Prompt
Retype the material word for word.

Data extract
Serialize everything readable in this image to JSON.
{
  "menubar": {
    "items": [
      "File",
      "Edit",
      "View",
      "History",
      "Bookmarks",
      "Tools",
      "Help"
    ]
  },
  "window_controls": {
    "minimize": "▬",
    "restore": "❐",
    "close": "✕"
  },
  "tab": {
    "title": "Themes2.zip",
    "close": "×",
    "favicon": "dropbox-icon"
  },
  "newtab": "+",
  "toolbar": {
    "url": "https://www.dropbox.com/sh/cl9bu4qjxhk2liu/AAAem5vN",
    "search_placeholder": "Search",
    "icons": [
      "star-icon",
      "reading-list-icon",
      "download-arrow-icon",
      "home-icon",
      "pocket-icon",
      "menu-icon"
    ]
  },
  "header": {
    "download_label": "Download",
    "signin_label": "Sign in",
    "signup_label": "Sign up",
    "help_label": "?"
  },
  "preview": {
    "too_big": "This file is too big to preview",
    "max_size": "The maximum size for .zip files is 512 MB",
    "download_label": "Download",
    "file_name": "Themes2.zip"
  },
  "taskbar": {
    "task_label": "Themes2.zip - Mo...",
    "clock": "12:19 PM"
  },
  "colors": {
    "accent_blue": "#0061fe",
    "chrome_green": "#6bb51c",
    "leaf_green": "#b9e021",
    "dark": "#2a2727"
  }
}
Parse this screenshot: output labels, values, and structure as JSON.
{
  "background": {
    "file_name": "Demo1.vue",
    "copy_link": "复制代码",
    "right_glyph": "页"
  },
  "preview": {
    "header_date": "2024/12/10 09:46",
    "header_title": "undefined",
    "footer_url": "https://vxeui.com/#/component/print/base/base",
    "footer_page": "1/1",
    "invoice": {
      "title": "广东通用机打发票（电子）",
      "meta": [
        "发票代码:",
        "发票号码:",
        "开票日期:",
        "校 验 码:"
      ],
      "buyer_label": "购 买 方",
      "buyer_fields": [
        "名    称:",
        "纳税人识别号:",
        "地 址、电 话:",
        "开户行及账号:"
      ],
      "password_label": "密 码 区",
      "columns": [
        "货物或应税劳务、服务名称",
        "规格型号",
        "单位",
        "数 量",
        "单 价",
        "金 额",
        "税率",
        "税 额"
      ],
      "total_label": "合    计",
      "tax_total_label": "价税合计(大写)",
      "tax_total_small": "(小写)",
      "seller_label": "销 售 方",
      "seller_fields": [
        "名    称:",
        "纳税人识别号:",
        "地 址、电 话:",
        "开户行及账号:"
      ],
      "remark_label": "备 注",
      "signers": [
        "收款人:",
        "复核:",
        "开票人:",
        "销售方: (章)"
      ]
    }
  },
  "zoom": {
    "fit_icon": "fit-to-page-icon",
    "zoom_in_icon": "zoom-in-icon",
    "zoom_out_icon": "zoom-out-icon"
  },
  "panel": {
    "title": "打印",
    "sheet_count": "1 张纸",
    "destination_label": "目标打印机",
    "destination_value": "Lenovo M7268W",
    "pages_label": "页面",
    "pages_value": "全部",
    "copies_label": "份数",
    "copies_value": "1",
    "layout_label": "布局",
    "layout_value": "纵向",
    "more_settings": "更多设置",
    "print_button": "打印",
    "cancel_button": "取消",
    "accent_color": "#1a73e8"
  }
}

Problem solution
Serialize everything readable in this image to JSON.
{
  "menubar": {
    "items": [
      "File",
      "Edit",
      "View",
      "History",
      "Bookmarks",
      "Tools",
      "Help"
    ]
  },
  "window_controls": {
    "minimize": "▬",
    "restore": "❐",
    "close": "✕"
  },
  "tab": {
    "title": "Themes2.zip",
    "close": "×",
    "favicon": "dropbox-icon"
  },
  "newtab": "+",
  "toolbar": {
    "url": "https://www.dropbox.com/sh/cl9bu4qjxhk2liu/AAAem5vN",
    "search_placeholder": "Search",
    "icons": [
      "star-icon",
      "reading-list-icon",
      "download-arrow-icon",
      "home-icon",
      "pocket-icon",
      "menu-icon"
    ]
  },
  "header": {
    "download_label": "Download",
    "signin_label": "Sign in",
    "signup_label": "Sign up",
    "help_label": "?"
  },
  "preview": {
    "too_big": "This file is too big to preview",
    "max_size": "The maximum size for .zip files is 512 MB",
    "download_label": "Download",
    "file_name": "Themes2.zip"
  },
  "taskbar": {
    "task_label": "Themes2.zip - Mo...",
    "clock": "12:19 PM"
  },
  "colors": {
    "accent_blue": "#0061fe",
    "chrome_green": "#6bb51c",
    "leaf_green": "#b9e021",
    "dark": "#2a2727"
  }
}
Parse this screenshot: output labels, values, and structure as JSON.
{
  "background": {
    "file_name": "Demo1.vue",
    "copy_link": "复制代码",
    "right_glyph": "页"
  },
  "preview": {
    "header_date": "2024/12/10 09:46",
    "header_title": "undefined",
    "footer_url": "https://vxeui.com/#/component/print/base/base",
    "footer_page": "1/1",
    "invoice": {
      "title": "广东通用机打发票（电子）",
      "meta": [
        "发票代码:",
        "发票号码:",
        "开票日期:",
        "校 验 码:"
      ],
      "buyer_label": "购 买 方",
      "buyer_fields": [
        "名    称:",
        "纳税人识别号:",
        "地 址、电 话:",
        "开户行及账号:"
      ],
      "password_label": "密 码 区",
      "columns": [
        "货物或应税劳务、服务名称",
        "规格型号",
        "单位",
        "数 量",
        "单 价",
        "金 额",
        "税率",
        "税 额"
      ],
      "total_label": "合    计",
      "tax_total_label": "价税合计(大写)",
      "tax_total_small": "(小写)",
      "seller_label": "销 售 方",
      "seller_fields": [
        "名    称:",
        "纳税人识别号:",
        "地 址、电 话:",
        "开户行及账号:"
      ],
      "remark_label": "备 注",
      "signers": [
        "收款人:",
        "复核:",
        "开票人:",
        "销售方: (章)"
      ]
    }
  },
  "zoom": {
    "fit_icon": "fit-to-page-icon",
    "zoom_in_icon": "zoom-in-icon",
    "zoom_out_icon": "zoom-out-icon"
  },
  "panel": {
    "title": "打印",
    "sheet_count": "1 张纸",
    "destination_label": "目标打印机",
    "destination_value": "Lenovo M7268W",
    "pages_label": "页面",
    "pages_value": "全部",
    "copies_label": "份数",
    "copies_value": "1",
    "layout_label": "布局",
    "layout_value": "纵向",
    "more_settings": "更多设置",
    "print_button": "打印",
    "cancel_button": "取消",
    "accent_color": "#1a73e8"
  }
}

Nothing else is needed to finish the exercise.